> _Task to carry out_
List every line below containing "title".

> _Supplied material_
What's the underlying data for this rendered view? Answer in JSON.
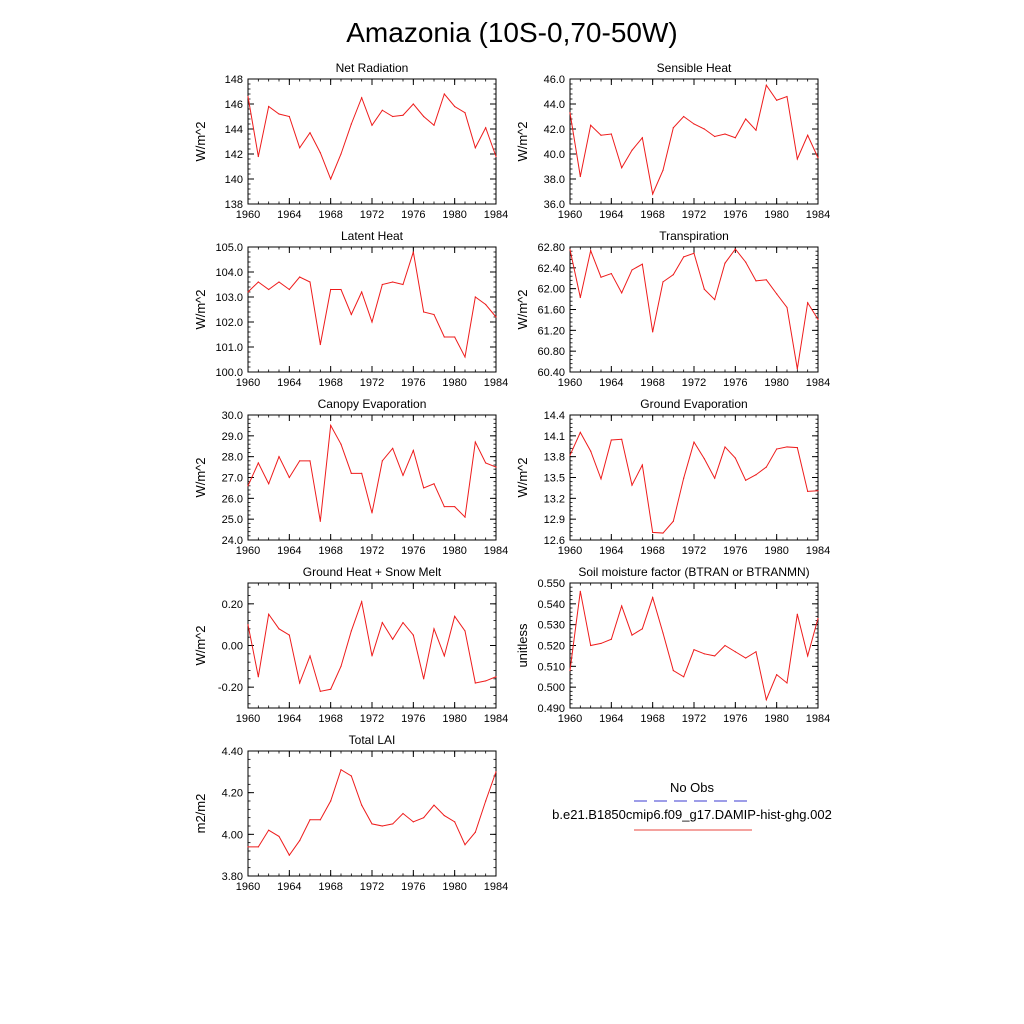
{
  "figure": {
    "title": "Amazonia (10S-0,70-50W)"
  },
  "legend": {
    "obs_label": "No Obs",
    "obs_color": "#3b3bd0",
    "model_label": "b.e21.B1850cmip6.f09_g17.DAMIP-hist-ghg.002",
    "model_color": "#e8463c"
  },
  "series_color": "#ee1c1c",
  "chart_data": [
    {
      "type": "line",
      "title": "Net Radiation",
      "ylabel": "W/m^2",
      "xlim": [
        1960,
        1984
      ],
      "ylim": [
        138,
        148
      ],
      "yticks": [
        138,
        140,
        142,
        144,
        146,
        148
      ],
      "ytick_labels": [
        "138",
        "140",
        "142",
        "144",
        "146",
        "148"
      ],
      "xticks": [
        1960,
        1964,
        1968,
        1972,
        1976,
        1980,
        1984
      ],
      "xtick_labels": [
        "1960",
        "1964",
        "1968",
        "1972",
        "1976",
        "1980",
        "1984"
      ],
      "x": [
        1960,
        1961,
        1962,
        1963,
        1964,
        1965,
        1966,
        1967,
        1968,
        1969,
        1970,
        1971,
        1972,
        1973,
        1974,
        1975,
        1976,
        1977,
        1978,
        1979,
        1980,
        1981,
        1982,
        1983,
        1984
      ],
      "values": [
        146.6,
        141.8,
        145.8,
        145.2,
        145.0,
        142.5,
        143.7,
        142.1,
        140.0,
        142.0,
        144.4,
        146.5,
        144.3,
        145.5,
        145.0,
        145.1,
        146.0,
        145.0,
        144.3,
        146.8,
        145.8,
        145.3,
        142.5,
        144.1,
        141.8
      ]
    },
    {
      "type": "line",
      "title": "Sensible Heat",
      "ylabel": "W/m^2",
      "xlim": [
        1960,
        1984
      ],
      "ylim": [
        36.0,
        46.0
      ],
      "yticks": [
        36,
        38,
        40,
        42,
        44,
        46
      ],
      "ytick_labels": [
        "36.0",
        "38.0",
        "40.0",
        "42.0",
        "44.0",
        "46.0"
      ],
      "xticks": [
        1960,
        1964,
        1968,
        1972,
        1976,
        1980,
        1984
      ],
      "xtick_labels": [
        "1960",
        "1964",
        "1968",
        "1972",
        "1976",
        "1980",
        "1984"
      ],
      "x": [
        1960,
        1961,
        1962,
        1963,
        1964,
        1965,
        1966,
        1967,
        1968,
        1969,
        1970,
        1971,
        1972,
        1973,
        1974,
        1975,
        1976,
        1977,
        1978,
        1979,
        1980,
        1981,
        1982,
        1983,
        1984
      ],
      "values": [
        43.3,
        38.2,
        42.3,
        41.5,
        41.6,
        38.9,
        40.3,
        41.3,
        36.8,
        38.7,
        42.1,
        43.0,
        42.4,
        42.0,
        41.4,
        41.6,
        41.3,
        42.8,
        41.9,
        45.5,
        44.3,
        44.6,
        39.6,
        41.5,
        39.7
      ]
    },
    {
      "type": "line",
      "title": "Latent Heat",
      "ylabel": "W/m^2",
      "xlim": [
        1960,
        1984
      ],
      "ylim": [
        100.0,
        105.0
      ],
      "yticks": [
        100,
        101,
        102,
        103,
        104,
        105
      ],
      "ytick_labels": [
        "100.0",
        "101.0",
        "102.0",
        "103.0",
        "104.0",
        "105.0"
      ],
      "xticks": [
        1960,
        1964,
        1968,
        1972,
        1976,
        1980,
        1984
      ],
      "xtick_labels": [
        "1960",
        "1964",
        "1968",
        "1972",
        "1976",
        "1980",
        "1984"
      ],
      "x": [
        1960,
        1961,
        1962,
        1963,
        1964,
        1965,
        1966,
        1967,
        1968,
        1969,
        1970,
        1971,
        1972,
        1973,
        1974,
        1975,
        1976,
        1977,
        1978,
        1979,
        1980,
        1981,
        1982,
        1983,
        1984
      ],
      "values": [
        103.2,
        103.6,
        103.3,
        103.6,
        103.3,
        103.8,
        103.6,
        101.1,
        103.3,
        103.3,
        102.3,
        103.2,
        102.0,
        103.5,
        103.6,
        103.5,
        104.8,
        102.4,
        102.3,
        101.4,
        101.4,
        100.6,
        103.0,
        102.7,
        102.2
      ]
    },
    {
      "type": "line",
      "title": "Transpiration",
      "ylabel": "W/m^2",
      "xlim": [
        1960,
        1984
      ],
      "ylim": [
        60.4,
        62.8
      ],
      "yticks": [
        60.4,
        60.8,
        61.2,
        61.6,
        62.0,
        62.4,
        62.8
      ],
      "ytick_labels": [
        "60.40",
        "60.80",
        "61.20",
        "61.60",
        "62.00",
        "62.40",
        "62.80"
      ],
      "xticks": [
        1960,
        1964,
        1968,
        1972,
        1976,
        1980,
        1984
      ],
      "xtick_labels": [
        "1960",
        "1964",
        "1968",
        "1972",
        "1976",
        "1980",
        "1984"
      ],
      "x": [
        1960,
        1961,
        1962,
        1963,
        1964,
        1965,
        1966,
        1967,
        1968,
        1969,
        1970,
        1971,
        1972,
        1973,
        1974,
        1975,
        1976,
        1977,
        1978,
        1979,
        1980,
        1981,
        1982,
        1983,
        1984
      ],
      "values": [
        62.75,
        61.83,
        62.73,
        62.22,
        62.29,
        61.92,
        62.36,
        62.47,
        61.17,
        62.13,
        62.27,
        62.61,
        62.68,
        61.99,
        61.79,
        62.49,
        62.76,
        62.51,
        62.15,
        62.17,
        61.9,
        61.64,
        60.46,
        61.73,
        61.41
      ]
    },
    {
      "type": "line",
      "title": "Canopy Evaporation",
      "ylabel": "W/m^2",
      "xlim": [
        1960,
        1984
      ],
      "ylim": [
        24.0,
        30.0
      ],
      "yticks": [
        24,
        25,
        26,
        27,
        28,
        29,
        30
      ],
      "ytick_labels": [
        "24.0",
        "25.0",
        "26.0",
        "27.0",
        "28.0",
        "29.0",
        "30.0"
      ],
      "xticks": [
        1960,
        1964,
        1968,
        1972,
        1976,
        1980,
        1984
      ],
      "xtick_labels": [
        "1960",
        "1964",
        "1968",
        "1972",
        "1976",
        "1980",
        "1984"
      ],
      "x": [
        1960,
        1961,
        1962,
        1963,
        1964,
        1965,
        1966,
        1967,
        1968,
        1969,
        1970,
        1971,
        1972,
        1973,
        1974,
        1975,
        1976,
        1977,
        1978,
        1979,
        1980,
        1981,
        1982,
        1983,
        1984
      ],
      "values": [
        26.6,
        27.7,
        26.7,
        28.0,
        27.0,
        27.8,
        27.8,
        24.9,
        29.5,
        28.6,
        27.2,
        27.2,
        25.3,
        27.8,
        28.4,
        27.1,
        28.3,
        26.5,
        26.7,
        25.6,
        25.6,
        25.1,
        28.7,
        27.7,
        27.5
      ]
    },
    {
      "type": "line",
      "title": "Ground Evaporation",
      "ylabel": "W/m^2",
      "xlim": [
        1960,
        1984
      ],
      "ylim": [
        12.6,
        14.4
      ],
      "yticks": [
        12.6,
        12.9,
        13.2,
        13.5,
        13.8,
        14.1,
        14.4
      ],
      "ytick_labels": [
        "12.6",
        "12.9",
        "13.2",
        "13.5",
        "13.8",
        "14.1",
        "14.4"
      ],
      "xticks": [
        1960,
        1964,
        1968,
        1972,
        1976,
        1980,
        1984
      ],
      "xtick_labels": [
        "1960",
        "1964",
        "1968",
        "1972",
        "1976",
        "1980",
        "1984"
      ],
      "x": [
        1960,
        1961,
        1962,
        1963,
        1964,
        1965,
        1966,
        1967,
        1968,
        1969,
        1970,
        1971,
        1972,
        1973,
        1974,
        1975,
        1976,
        1977,
        1978,
        1979,
        1980,
        1981,
        1982,
        1983,
        1984
      ],
      "values": [
        13.82,
        14.15,
        13.88,
        13.48,
        14.04,
        14.05,
        13.39,
        13.68,
        12.71,
        12.7,
        12.87,
        13.49,
        14.01,
        13.77,
        13.49,
        13.94,
        13.78,
        13.46,
        13.54,
        13.65,
        13.91,
        13.94,
        13.93,
        13.3,
        13.31
      ]
    },
    {
      "type": "line",
      "title": "Ground Heat + Snow Melt",
      "ylabel": "W/m^2",
      "xlim": [
        1960,
        1984
      ],
      "ylim": [
        -0.3,
        0.3
      ],
      "yticks": [
        -0.2,
        0.0,
        0.2
      ],
      "ytick_labels": [
        "-0.20",
        "0.00",
        "0.20"
      ],
      "xticks": [
        1960,
        1964,
        1968,
        1972,
        1976,
        1980,
        1984
      ],
      "xtick_labels": [
        "1960",
        "1964",
        "1968",
        "1972",
        "1976",
        "1980",
        "1984"
      ],
      "x": [
        1960,
        1961,
        1962,
        1963,
        1964,
        1965,
        1966,
        1967,
        1968,
        1969,
        1970,
        1971,
        1972,
        1973,
        1974,
        1975,
        1976,
        1977,
        1978,
        1979,
        1980,
        1981,
        1982,
        1983,
        1984
      ],
      "values": [
        0.1,
        -0.15,
        0.15,
        0.08,
        0.05,
        -0.18,
        -0.05,
        -0.22,
        -0.21,
        -0.1,
        0.07,
        0.21,
        -0.05,
        0.11,
        0.03,
        0.11,
        0.05,
        -0.16,
        0.08,
        -0.05,
        0.14,
        0.07,
        -0.18,
        -0.17,
        -0.15
      ]
    },
    {
      "type": "line",
      "title": "Soil moisture factor (BTRAN or BTRANMN)",
      "ylabel": "unitless",
      "xlim": [
        1960,
        1984
      ],
      "ylim": [
        0.49,
        0.55
      ],
      "yticks": [
        0.49,
        0.5,
        0.51,
        0.52,
        0.53,
        0.54,
        0.55
      ],
      "ytick_labels": [
        "0.490",
        "0.500",
        "0.510",
        "0.520",
        "0.530",
        "0.540",
        "0.550"
      ],
      "xticks": [
        1960,
        1964,
        1968,
        1972,
        1976,
        1980,
        1984
      ],
      "xtick_labels": [
        "1960",
        "1964",
        "1968",
        "1972",
        "1976",
        "1980",
        "1984"
      ],
      "x": [
        1960,
        1961,
        1962,
        1963,
        1964,
        1965,
        1966,
        1967,
        1968,
        1969,
        1970,
        1971,
        1972,
        1973,
        1974,
        1975,
        1976,
        1977,
        1978,
        1979,
        1980,
        1981,
        1982,
        1983,
        1984
      ],
      "values": [
        0.508,
        0.546,
        0.52,
        0.521,
        0.523,
        0.539,
        0.525,
        0.528,
        0.543,
        0.526,
        0.508,
        0.505,
        0.518,
        0.516,
        0.515,
        0.52,
        0.517,
        0.514,
        0.517,
        0.494,
        0.506,
        0.502,
        0.535,
        0.515,
        0.533
      ]
    },
    {
      "type": "line",
      "title": "Total LAI",
      "ylabel": "m2/m2",
      "xlim": [
        1960,
        1984
      ],
      "ylim": [
        3.8,
        4.4
      ],
      "yticks": [
        3.8,
        4.0,
        4.2,
        4.4
      ],
      "ytick_labels": [
        "3.80",
        "4.00",
        "4.20",
        "4.40"
      ],
      "xticks": [
        1960,
        1964,
        1968,
        1972,
        1976,
        1980,
        1984
      ],
      "xtick_labels": [
        "1960",
        "1964",
        "1968",
        "1972",
        "1976",
        "1980",
        "1984"
      ],
      "x": [
        1960,
        1961,
        1962,
        1963,
        1964,
        1965,
        1966,
        1967,
        1968,
        1969,
        1970,
        1971,
        1972,
        1973,
        1974,
        1975,
        1976,
        1977,
        1978,
        1979,
        1980,
        1981,
        1982,
        1983,
        1984
      ],
      "values": [
        3.94,
        3.94,
        4.02,
        3.99,
        3.9,
        3.97,
        4.07,
        4.07,
        4.16,
        4.31,
        4.28,
        4.14,
        4.05,
        4.04,
        4.05,
        4.1,
        4.06,
        4.08,
        4.14,
        4.09,
        4.06,
        3.95,
        4.01,
        4.16,
        4.3
      ]
    }
  ]
}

> _Response for this exercise_
    "title": "Amazonia (10S-0,70-50W)"
      "title": "Net Radiation",
      "title": "Sensible Heat",
      "title": "Latent Heat",
      "title": "Transpiration",
      "title": "Canopy Evaporation",
      "title": "Ground Evaporation",
      "title": "Ground Heat + Snow Melt",
      "title": "Soil moisture factor (BTRAN or BTRANMN)",
      "title": "Total LAI",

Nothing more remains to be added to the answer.